GIVEN DATA =
——————

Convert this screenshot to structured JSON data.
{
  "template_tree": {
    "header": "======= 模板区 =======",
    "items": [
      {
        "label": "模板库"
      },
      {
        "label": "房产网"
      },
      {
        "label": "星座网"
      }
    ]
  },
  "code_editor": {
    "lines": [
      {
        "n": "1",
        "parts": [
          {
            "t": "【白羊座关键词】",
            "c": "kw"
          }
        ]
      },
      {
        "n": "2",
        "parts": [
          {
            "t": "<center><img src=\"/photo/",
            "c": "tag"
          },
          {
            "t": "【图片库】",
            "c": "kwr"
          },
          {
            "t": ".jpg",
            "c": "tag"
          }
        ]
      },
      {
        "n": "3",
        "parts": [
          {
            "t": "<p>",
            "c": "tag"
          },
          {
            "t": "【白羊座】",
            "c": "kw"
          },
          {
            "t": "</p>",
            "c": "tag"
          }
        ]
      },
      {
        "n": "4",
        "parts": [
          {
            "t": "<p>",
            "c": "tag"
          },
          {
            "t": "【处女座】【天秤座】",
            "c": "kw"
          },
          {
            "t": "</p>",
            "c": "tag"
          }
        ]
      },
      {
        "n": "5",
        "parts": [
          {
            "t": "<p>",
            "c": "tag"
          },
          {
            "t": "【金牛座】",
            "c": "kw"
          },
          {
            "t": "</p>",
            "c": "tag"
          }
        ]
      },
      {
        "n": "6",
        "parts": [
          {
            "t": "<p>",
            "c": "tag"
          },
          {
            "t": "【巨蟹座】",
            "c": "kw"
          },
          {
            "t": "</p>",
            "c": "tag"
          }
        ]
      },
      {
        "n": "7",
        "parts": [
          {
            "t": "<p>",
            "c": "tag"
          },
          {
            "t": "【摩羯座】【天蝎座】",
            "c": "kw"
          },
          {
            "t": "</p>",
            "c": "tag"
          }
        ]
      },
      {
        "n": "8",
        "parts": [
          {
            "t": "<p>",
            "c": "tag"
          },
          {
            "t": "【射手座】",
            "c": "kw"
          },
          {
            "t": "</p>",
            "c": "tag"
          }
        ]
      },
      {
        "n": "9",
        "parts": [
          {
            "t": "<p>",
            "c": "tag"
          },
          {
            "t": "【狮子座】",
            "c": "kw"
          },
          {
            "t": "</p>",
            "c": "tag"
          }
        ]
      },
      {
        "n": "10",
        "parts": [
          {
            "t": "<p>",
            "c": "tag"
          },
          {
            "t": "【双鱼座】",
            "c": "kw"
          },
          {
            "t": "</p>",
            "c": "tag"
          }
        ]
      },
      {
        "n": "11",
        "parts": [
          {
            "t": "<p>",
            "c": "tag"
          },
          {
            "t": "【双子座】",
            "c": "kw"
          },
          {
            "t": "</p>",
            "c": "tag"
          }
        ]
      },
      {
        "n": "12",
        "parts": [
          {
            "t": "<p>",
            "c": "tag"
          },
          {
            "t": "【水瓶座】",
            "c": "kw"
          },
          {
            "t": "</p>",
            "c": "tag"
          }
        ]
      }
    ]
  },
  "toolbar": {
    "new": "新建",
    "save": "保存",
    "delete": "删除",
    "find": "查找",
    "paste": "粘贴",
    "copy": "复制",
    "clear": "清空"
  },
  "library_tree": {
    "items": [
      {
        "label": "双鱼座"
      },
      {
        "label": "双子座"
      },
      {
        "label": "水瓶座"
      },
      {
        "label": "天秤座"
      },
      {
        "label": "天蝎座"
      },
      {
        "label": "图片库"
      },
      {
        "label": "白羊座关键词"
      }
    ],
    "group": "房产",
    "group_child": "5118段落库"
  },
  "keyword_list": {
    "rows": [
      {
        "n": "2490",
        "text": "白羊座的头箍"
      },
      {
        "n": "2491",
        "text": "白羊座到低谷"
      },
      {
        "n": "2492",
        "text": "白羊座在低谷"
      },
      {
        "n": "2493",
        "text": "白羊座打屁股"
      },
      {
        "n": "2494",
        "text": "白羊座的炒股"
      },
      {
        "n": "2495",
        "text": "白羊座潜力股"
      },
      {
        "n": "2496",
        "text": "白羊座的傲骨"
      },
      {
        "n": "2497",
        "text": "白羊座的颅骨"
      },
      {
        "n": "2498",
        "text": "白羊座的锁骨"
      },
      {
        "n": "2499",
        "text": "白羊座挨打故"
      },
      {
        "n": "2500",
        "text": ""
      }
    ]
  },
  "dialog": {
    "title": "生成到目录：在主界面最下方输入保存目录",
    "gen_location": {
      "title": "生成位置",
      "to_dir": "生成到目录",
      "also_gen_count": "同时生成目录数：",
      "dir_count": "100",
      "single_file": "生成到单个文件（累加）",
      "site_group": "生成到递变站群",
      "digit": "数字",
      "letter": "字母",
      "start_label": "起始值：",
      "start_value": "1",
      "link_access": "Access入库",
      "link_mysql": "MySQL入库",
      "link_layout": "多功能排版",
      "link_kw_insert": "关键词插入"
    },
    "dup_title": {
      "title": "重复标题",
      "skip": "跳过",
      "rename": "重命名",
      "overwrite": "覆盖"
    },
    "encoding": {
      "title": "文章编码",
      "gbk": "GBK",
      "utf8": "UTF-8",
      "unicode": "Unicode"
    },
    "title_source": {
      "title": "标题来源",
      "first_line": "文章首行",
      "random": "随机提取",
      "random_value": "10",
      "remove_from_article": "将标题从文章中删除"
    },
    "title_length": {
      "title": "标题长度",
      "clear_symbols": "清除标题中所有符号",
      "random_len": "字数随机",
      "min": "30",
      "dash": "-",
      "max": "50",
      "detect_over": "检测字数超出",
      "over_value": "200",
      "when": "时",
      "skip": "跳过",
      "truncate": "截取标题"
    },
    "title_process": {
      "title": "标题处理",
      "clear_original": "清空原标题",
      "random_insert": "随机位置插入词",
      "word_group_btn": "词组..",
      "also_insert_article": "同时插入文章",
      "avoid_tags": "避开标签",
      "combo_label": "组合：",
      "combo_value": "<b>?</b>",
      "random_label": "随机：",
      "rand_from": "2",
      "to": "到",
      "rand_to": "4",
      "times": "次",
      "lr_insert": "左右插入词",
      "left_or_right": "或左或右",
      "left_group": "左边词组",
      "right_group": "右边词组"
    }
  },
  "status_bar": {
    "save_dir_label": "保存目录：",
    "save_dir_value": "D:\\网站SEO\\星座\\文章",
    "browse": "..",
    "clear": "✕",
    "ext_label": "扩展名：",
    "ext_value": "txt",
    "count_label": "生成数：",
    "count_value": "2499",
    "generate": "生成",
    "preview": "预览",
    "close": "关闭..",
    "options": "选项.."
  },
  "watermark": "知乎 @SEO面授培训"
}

——————

GIVEN REQUEST =
Go over the data above and copy every line that has the word "生成到目录" in it.

THE RESPONSE =
    "title": "生成到目录：在主界面最下方输入保存目录",
      "to_dir": "生成到目录",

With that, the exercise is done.